INFORMATION SUPPLIED.

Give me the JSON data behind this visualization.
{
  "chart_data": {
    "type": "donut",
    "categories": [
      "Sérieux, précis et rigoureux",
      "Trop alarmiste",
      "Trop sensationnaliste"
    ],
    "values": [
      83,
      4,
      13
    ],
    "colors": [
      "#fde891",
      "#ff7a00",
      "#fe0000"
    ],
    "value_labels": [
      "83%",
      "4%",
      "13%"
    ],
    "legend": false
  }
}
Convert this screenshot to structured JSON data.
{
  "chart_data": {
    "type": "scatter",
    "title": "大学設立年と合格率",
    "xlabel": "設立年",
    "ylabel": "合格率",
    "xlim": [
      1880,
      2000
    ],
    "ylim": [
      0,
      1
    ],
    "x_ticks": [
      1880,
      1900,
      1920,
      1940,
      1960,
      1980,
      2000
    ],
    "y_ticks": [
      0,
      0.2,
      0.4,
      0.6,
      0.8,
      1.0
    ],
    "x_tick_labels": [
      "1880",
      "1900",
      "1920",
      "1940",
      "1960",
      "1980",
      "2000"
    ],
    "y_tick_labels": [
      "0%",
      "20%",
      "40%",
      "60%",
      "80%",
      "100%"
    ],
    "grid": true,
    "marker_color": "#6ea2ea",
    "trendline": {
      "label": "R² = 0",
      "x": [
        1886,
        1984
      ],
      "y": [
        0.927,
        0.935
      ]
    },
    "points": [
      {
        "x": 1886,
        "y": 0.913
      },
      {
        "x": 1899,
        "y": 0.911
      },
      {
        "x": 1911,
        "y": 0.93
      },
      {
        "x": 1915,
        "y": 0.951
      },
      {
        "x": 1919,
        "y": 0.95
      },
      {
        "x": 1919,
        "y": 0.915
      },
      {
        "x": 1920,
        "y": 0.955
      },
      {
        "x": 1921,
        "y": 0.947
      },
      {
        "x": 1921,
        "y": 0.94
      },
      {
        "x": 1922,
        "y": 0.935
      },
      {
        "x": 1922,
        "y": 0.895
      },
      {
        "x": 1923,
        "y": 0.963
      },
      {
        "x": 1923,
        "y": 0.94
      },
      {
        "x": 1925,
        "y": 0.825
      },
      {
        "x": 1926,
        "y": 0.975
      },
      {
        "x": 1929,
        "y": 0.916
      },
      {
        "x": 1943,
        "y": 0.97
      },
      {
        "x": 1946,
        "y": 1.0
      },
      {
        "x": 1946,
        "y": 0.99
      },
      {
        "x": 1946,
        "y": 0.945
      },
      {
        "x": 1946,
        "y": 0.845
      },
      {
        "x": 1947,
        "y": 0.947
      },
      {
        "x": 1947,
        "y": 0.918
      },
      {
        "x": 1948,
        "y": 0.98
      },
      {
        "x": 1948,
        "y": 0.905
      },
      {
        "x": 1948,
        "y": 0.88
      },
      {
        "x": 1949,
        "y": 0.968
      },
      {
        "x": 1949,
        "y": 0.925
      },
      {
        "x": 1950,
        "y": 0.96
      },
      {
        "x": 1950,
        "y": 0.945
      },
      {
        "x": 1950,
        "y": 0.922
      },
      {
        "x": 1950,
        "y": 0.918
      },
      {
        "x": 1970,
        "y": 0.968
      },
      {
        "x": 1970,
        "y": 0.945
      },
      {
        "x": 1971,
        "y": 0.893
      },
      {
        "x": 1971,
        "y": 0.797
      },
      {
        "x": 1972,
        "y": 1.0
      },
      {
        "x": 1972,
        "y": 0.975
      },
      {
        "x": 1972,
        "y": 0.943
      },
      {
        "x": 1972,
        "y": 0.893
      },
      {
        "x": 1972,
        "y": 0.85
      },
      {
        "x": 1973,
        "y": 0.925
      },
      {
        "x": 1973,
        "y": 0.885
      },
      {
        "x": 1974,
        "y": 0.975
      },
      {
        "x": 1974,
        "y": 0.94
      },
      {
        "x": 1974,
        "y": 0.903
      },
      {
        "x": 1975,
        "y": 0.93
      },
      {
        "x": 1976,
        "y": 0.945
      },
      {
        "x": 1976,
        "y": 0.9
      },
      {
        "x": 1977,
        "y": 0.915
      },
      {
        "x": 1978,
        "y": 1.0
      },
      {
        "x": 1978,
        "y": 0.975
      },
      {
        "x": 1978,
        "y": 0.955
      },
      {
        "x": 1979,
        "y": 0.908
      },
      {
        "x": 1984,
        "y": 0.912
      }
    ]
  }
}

YOUR TASK.
Write each line above out exactly.

WRITTEN ANSWER.
Give me the JSON data behind this visualization.
{
  "chart_data": {
    "type": "donut",
    "categories": [
      "Sérieux, précis et rigoureux",
      "Trop alarmiste",
      "Trop sensationnaliste"
    ],
    "values": [
      83,
      4,
      13
    ],
    "colors": [
      "#fde891",
      "#ff7a00",
      "#fe0000"
    ],
    "value_labels": [
      "83%",
      "4%",
      "13%"
    ],
    "legend": false
  }
}
Convert this screenshot to structured JSON data.
{
  "chart_data": {
    "type": "scatter",
    "title": "大学設立年と合格率",
    "xlabel": "設立年",
    "ylabel": "合格率",
    "xlim": [
      1880,
      2000
    ],
    "ylim": [
      0,
      1
    ],
    "x_ticks": [
      1880,
      1900,
      1920,
      1940,
      1960,
      1980,
      2000
    ],
    "y_ticks": [
      0,
      0.2,
      0.4,
      0.6,
      0.8,
      1.0
    ],
    "x_tick_labels": [
      "1880",
      "1900",
      "1920",
      "1940",
      "1960",
      "1980",
      "2000"
    ],
    "y_tick_labels": [
      "0%",
      "20%",
      "40%",
      "60%",
      "80%",
      "100%"
    ],
    "grid": true,
    "marker_color": "#6ea2ea",
    "trendline": {
      "label": "R² = 0",
      "x": [
        1886,
        1984
      ],
      "y": [
        0.927,
        0.935
      ]
    },
    "points": [
      {
        "x": 1886,
        "y": 0.913
      },
      {
        "x": 1899,
        "y": 0.911
      },
      {
        "x": 1911,
        "y": 0.93
      },
      {
        "x": 1915,
        "y": 0.951
      },
      {
        "x": 1919,
        "y": 0.95
      },
      {
        "x": 1919,
        "y": 0.915
      },
      {
        "x": 1920,
        "y": 0.955
      },
      {
        "x": 1921,
        "y": 0.947
      },
      {
        "x": 1921,
        "y": 0.94
      },
      {
        "x": 1922,
        "y": 0.935
      },
      {
        "x": 1922,
        "y": 0.895
      },
      {
        "x": 1923,
        "y": 0.963
      },
      {
        "x": 1923,
        "y": 0.94
      },
      {
        "x": 1925,
        "y": 0.825
      },
      {
        "x": 1926,
        "y": 0.975
      },
      {
        "x": 1929,
        "y": 0.916
      },
      {
        "x": 1943,
        "y": 0.97
      },
      {
        "x": 1946,
        "y": 1.0
      },
      {
        "x": 1946,
        "y": 0.99
      },
      {
        "x": 1946,
        "y": 0.945
      },
      {
        "x": 1946,
        "y": 0.845
      },
      {
        "x": 1947,
        "y": 0.947
      },
      {
        "x": 1947,
        "y": 0.918
      },
      {
        "x": 1948,
        "y": 0.98
      },
      {
        "x": 1948,
        "y": 0.905
      },
      {
        "x": 1948,
        "y": 0.88
      },
      {
        "x": 1949,
        "y": 0.968
      },
      {
        "x": 1949,
        "y": 0.925
      },
      {
        "x": 1950,
        "y": 0.96
      },
      {
        "x": 1950,
        "y": 0.945
      },
      {
        "x": 1950,
        "y": 0.922
      },
      {
        "x": 1950,
        "y": 0.918
      },
      {
        "x": 1970,
        "y": 0.968
      },
      {
        "x": 1970,
        "y": 0.945
      },
      {
        "x": 1971,
        "y": 0.893
      },
      {
        "x": 1971,
        "y": 0.797
      },
      {
        "x": 1972,
        "y": 1.0
      },
      {
        "x": 1972,
        "y": 0.975
      },
      {
        "x": 1972,
        "y": 0.943
      },
      {
        "x": 1972,
        "y": 0.893
      },
      {
        "x": 1972,
        "y": 0.85
      },
      {
        "x": 1973,
        "y": 0.925
      },
      {
        "x": 1973,
        "y": 0.885
      },
      {
        "x": 1974,
        "y": 0.975
      },
      {
        "x": 1974,
        "y": 0.94
      },
      {
        "x": 1974,
        "y": 0.903
      },
      {
        "x": 1975,
        "y": 0.93
      },
      {
        "x": 1976,
        "y": 0.945
      },
      {
        "x": 1976,
        "y": 0.9
      },
      {
        "x": 1977,
        "y": 0.915
      },
      {
        "x": 1978,
        "y": 1.0
      },
      {
        "x": 1978,
        "y": 0.975
      },
      {
        "x": 1978,
        "y": 0.955
      },
      {
        "x": 1979,
        "y": 0.908
      },
      {
        "x": 1984,
        "y": 0.912
      }
    ]
  }
}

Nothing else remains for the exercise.